## [AIM]
In the material below, identify each line bearing the word "will". Reproduce those lines.

Source records
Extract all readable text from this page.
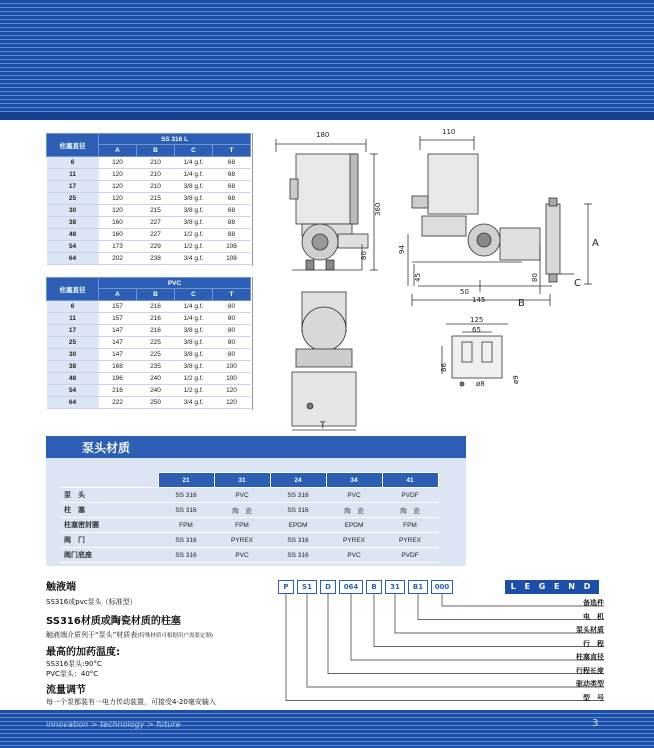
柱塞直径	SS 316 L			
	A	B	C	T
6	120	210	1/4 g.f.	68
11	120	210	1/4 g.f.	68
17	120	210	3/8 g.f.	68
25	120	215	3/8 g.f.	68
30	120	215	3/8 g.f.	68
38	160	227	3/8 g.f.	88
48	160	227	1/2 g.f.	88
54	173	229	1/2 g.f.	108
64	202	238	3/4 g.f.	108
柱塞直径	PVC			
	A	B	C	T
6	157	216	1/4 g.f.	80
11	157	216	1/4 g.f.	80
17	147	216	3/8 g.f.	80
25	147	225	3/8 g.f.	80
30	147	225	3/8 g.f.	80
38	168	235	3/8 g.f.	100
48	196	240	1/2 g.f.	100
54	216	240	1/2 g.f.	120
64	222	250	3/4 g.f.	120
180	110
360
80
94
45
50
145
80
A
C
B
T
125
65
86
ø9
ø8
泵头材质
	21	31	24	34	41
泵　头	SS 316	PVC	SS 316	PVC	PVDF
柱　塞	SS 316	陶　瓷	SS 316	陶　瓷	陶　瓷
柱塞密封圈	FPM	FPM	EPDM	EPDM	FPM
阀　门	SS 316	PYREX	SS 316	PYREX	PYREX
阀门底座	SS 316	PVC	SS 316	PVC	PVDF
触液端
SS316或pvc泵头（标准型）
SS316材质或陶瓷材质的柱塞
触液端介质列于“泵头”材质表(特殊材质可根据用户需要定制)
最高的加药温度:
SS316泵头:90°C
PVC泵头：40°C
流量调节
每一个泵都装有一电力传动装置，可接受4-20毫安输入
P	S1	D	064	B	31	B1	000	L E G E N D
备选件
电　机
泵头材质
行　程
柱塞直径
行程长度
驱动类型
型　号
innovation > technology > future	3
--
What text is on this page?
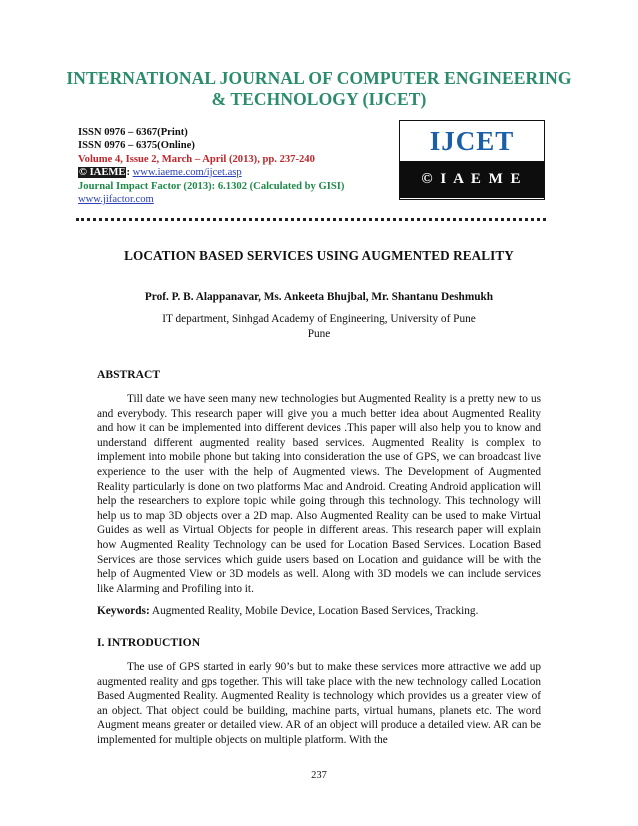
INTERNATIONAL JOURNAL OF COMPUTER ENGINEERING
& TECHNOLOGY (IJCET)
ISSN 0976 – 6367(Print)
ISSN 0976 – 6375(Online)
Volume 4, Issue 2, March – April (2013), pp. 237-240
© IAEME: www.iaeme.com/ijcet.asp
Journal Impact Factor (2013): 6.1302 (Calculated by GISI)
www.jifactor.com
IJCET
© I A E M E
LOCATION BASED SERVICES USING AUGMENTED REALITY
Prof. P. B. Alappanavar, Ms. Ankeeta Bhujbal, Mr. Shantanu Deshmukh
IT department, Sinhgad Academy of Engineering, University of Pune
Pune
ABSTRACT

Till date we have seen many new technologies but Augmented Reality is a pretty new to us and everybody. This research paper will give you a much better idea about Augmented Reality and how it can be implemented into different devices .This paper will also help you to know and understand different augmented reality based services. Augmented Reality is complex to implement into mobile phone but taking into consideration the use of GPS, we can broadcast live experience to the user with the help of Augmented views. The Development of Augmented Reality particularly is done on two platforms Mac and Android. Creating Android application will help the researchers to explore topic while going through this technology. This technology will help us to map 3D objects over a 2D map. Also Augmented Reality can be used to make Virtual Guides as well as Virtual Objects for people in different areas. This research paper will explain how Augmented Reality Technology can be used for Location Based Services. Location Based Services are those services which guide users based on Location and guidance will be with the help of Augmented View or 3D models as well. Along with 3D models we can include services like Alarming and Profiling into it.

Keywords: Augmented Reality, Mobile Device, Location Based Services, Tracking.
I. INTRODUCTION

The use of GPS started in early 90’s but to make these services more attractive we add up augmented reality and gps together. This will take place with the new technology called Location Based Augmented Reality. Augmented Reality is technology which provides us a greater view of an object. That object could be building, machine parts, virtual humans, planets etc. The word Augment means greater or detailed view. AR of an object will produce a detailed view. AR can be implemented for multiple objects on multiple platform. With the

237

## [RESULT OF THE EXERCISE]
Till date we have seen many new technologies but Augmented Reality is a pretty new to us and everybody. This research paper will give you a much better idea about Augmented Reality and how it can be implemented into different devices .This paper will also help you to know and understand different augmented reality based services. Augmented Reality is complex to implement into mobile phone but taking into consideration the use of GPS, we can broadcast live experience to the user with the help of Augmented views. The Development of Augmented Reality particularly is done on two platforms Mac and Android. Creating Android application will help the researchers to explore topic while going through this technology. This technology will help us to map 3D objects over a 2D map. Also Augmented Reality can be used to make Virtual Guides as well as Virtual Objects for people in different areas. This research paper will explain how Augmented Reality Technology can be used for Location Based Services. Location Based Services are those services which guide users based on Location and guidance will be with the help of Augmented View or 3D models as well. Along with 3D models we can include services like Alarming and Profiling into it.
The use of GPS started in early 90’s but to make these services more attractive we add up augmented reality and gps together. This will take place with the new technology called Location Based Augmented Reality. Augmented Reality is technology which provides us a greater view of an object. That object could be building, machine parts, virtual humans, planets etc. The word Augment means greater or detailed view. AR of an object will produce a detailed view. AR can be implemented for multiple objects on multiple platform. With the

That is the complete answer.